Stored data
▼▼▼
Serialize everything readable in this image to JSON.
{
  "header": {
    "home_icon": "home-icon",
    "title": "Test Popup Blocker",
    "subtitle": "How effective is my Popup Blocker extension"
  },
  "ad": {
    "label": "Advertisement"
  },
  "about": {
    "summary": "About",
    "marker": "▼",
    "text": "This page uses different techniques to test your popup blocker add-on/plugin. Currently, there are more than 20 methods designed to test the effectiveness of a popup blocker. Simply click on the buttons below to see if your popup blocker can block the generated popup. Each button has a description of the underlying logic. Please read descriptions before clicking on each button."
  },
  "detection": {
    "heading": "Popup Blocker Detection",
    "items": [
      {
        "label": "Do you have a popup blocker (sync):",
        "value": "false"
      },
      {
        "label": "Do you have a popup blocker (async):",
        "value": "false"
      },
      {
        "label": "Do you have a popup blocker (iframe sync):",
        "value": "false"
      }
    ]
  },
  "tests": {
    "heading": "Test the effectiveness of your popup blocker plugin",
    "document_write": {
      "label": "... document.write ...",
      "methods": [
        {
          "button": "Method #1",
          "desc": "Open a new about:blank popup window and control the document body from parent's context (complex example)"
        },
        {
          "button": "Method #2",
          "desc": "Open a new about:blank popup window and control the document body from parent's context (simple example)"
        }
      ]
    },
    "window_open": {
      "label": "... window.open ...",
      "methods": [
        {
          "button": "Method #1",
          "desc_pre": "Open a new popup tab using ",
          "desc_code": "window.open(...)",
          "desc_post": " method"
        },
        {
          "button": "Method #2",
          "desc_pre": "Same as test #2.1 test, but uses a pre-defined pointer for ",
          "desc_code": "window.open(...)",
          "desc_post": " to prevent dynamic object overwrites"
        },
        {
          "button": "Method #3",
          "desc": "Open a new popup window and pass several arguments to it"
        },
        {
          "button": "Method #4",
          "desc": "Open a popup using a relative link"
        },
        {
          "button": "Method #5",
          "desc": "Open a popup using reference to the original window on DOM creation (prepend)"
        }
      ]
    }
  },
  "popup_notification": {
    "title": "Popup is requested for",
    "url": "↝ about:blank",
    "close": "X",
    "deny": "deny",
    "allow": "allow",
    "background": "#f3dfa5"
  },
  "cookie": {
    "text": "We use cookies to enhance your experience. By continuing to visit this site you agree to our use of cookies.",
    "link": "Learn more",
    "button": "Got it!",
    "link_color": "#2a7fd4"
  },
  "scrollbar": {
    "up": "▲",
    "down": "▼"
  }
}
▲▲▲
- _WHAT IS EXPECTED_: Report how many lines in the data contain the word "from", with no words besides the number.

- _ANSWER TO THIS EXERCISE_: 2